• Direction
Transcribe the rows from the line with "Patent image size: (1320, 969)." to the line with "The grip member 4 is at (378, 167).", both included, and nothing more.

• Excerpted data

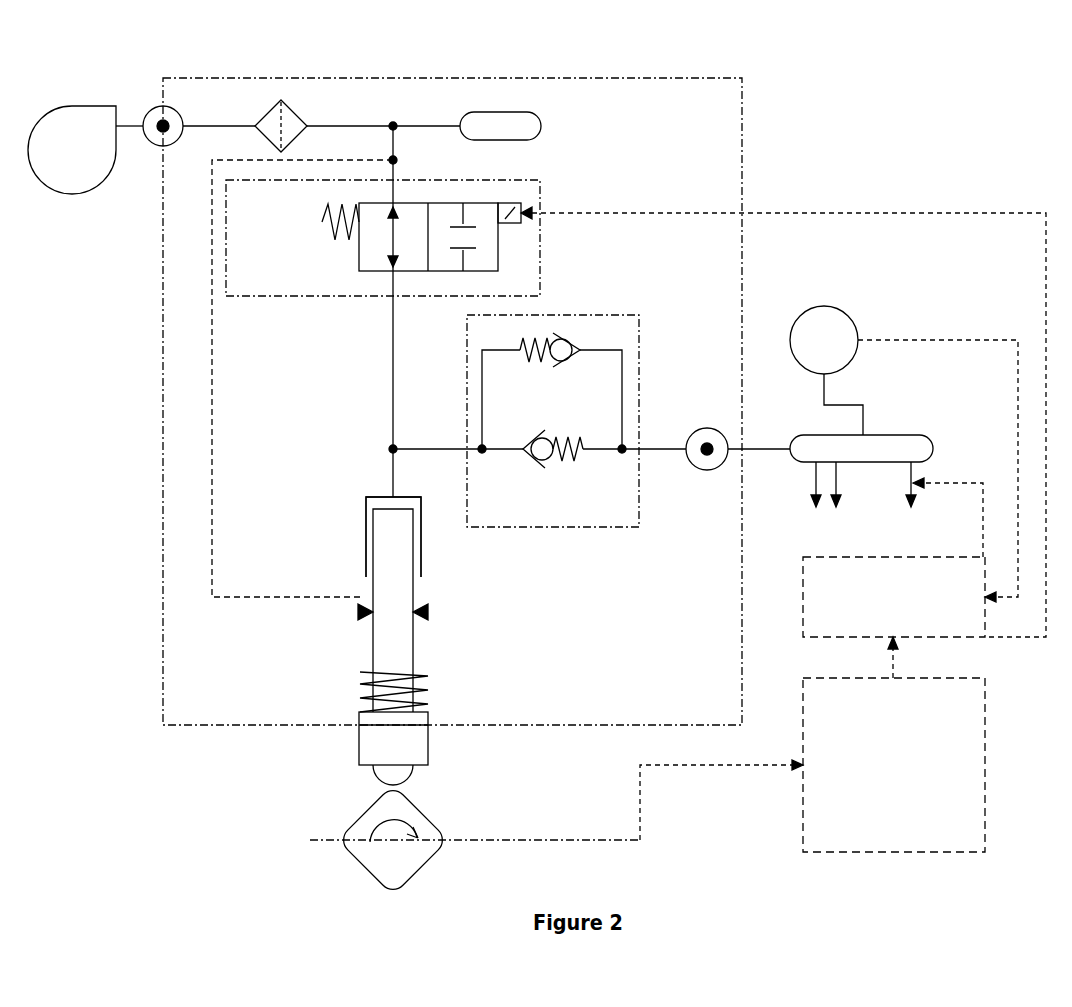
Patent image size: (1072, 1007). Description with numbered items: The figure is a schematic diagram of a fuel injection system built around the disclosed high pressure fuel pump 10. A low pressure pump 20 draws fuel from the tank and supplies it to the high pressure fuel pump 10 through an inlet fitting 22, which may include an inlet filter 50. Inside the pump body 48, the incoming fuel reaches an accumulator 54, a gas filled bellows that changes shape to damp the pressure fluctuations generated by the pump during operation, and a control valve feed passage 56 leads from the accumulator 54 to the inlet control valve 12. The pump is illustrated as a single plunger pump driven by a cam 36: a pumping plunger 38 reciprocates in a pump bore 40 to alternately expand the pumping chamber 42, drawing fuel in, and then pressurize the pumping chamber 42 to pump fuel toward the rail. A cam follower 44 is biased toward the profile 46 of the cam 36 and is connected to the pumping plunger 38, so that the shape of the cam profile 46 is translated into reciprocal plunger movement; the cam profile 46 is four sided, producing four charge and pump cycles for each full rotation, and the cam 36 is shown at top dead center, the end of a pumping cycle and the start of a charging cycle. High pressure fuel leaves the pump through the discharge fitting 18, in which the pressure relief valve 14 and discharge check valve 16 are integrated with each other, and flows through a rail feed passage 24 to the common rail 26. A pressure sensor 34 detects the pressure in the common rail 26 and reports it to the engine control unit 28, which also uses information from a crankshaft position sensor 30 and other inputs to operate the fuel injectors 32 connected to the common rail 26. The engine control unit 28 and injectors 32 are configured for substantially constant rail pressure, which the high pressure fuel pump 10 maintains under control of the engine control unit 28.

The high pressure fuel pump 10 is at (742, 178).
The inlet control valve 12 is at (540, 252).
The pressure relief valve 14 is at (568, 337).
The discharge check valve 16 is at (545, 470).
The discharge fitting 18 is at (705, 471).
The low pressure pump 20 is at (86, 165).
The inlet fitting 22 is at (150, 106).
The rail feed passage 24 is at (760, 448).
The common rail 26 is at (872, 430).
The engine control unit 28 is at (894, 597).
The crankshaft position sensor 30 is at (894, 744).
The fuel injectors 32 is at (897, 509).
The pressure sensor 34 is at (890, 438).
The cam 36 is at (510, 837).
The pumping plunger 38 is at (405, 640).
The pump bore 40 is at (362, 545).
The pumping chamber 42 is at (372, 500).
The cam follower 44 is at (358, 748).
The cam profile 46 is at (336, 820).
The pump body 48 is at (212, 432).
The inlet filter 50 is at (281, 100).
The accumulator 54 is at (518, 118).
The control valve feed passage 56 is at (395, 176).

---

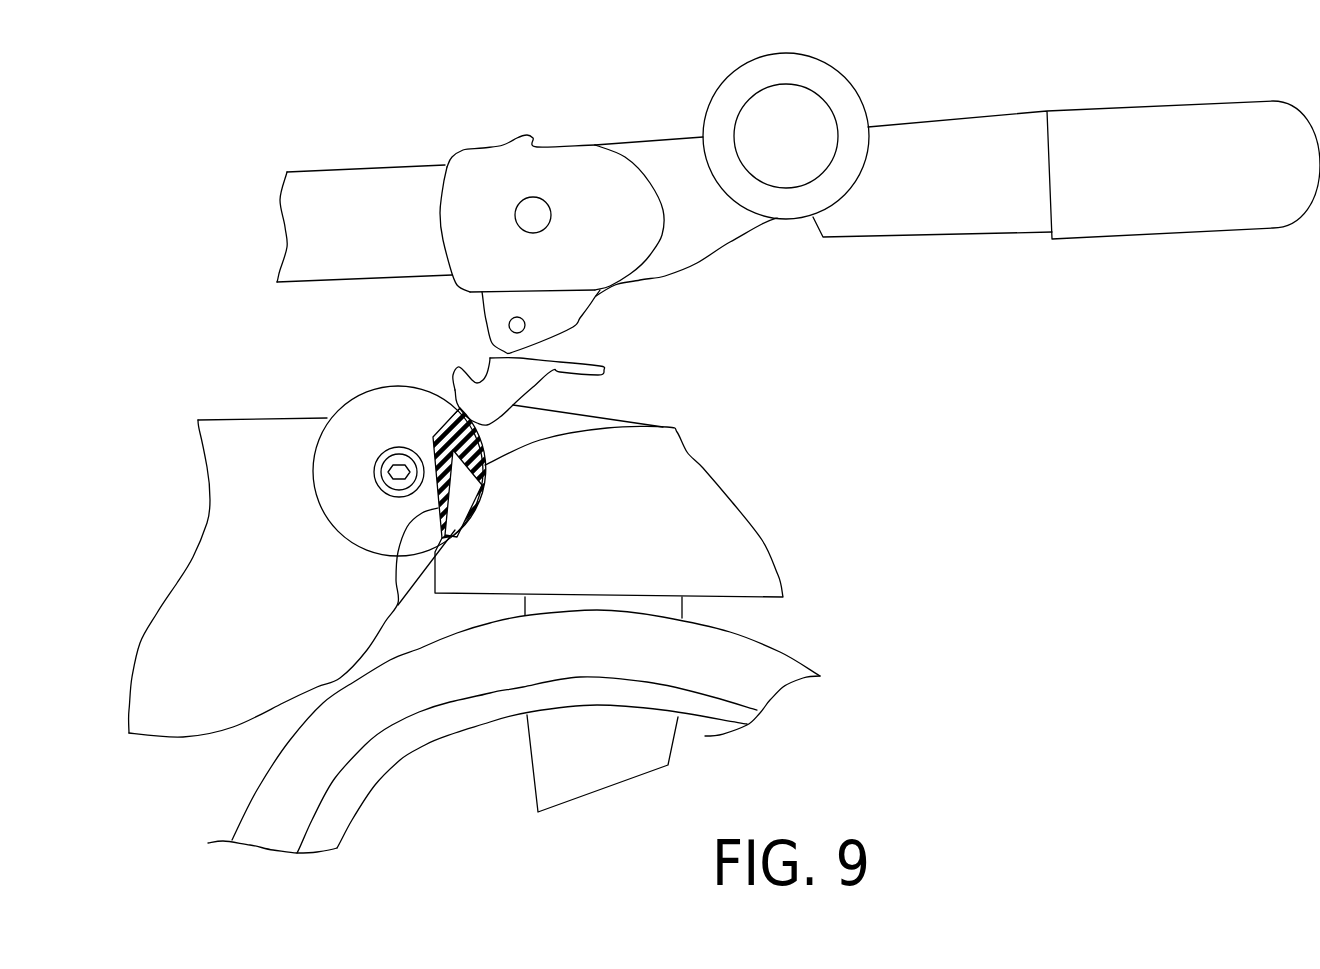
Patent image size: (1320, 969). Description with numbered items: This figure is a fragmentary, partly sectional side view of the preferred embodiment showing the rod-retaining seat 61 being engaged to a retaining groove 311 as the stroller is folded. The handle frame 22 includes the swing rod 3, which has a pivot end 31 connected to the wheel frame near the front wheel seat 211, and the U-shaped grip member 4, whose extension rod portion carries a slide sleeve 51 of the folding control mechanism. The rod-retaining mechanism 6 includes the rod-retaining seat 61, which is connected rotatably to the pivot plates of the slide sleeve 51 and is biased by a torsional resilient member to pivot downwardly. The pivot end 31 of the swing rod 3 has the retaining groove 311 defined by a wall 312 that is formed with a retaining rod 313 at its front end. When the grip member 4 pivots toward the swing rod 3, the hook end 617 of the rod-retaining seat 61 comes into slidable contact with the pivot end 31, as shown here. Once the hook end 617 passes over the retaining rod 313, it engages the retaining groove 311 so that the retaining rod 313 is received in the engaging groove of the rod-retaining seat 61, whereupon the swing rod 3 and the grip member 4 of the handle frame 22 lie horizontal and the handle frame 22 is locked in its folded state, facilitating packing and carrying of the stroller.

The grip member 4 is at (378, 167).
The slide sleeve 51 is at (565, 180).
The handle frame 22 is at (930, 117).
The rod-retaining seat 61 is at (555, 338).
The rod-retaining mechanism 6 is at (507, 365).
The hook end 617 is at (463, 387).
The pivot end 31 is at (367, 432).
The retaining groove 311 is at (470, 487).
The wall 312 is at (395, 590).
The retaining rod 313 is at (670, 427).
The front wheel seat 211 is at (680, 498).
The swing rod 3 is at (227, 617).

• The solution
Patent image size: (1320, 969). Description with numbered items: This figure is a fragmentary, partly sectional side view of the preferred embodiment showing the rod-retaining seat 61 being engaged to a retaining groove 311 as the stroller is folded. The handle frame 22 includes the swing rod 3, which has a pivot end 31 connected to the wheel frame near the front wheel seat 211, and the U-shaped grip member 4, whose extension rod portion carries a slide sleeve 51 of the folding control mechanism. The rod-retaining mechanism 6 includes the rod-retaining seat 61, which is connected rotatably to the pivot plates of the slide sleeve 51 and is biased by a torsional resilient member to pivot downwardly. The pivot end 31 of the swing rod 3 has the retaining groove 311 defined by a wall 312 that is formed with a retaining rod 313 at its front end. When the grip member 4 pivots toward the swing rod 3, the hook end 617 of the rod-retaining seat 61 comes into slidable contact with the pivot end 31, as shown here. Once the hook end 617 passes over the retaining rod 313, it engages the retaining groove 311 so that the retaining rod 313 is received in the engaging groove of the rod-retaining seat 61, whereupon the swing rod 3 and the grip member 4 of the handle frame 22 lie horizontal and the handle frame 22 is locked in its folded state, facilitating packing and carrying of the stroller.

The grip member 4 is at (378, 167).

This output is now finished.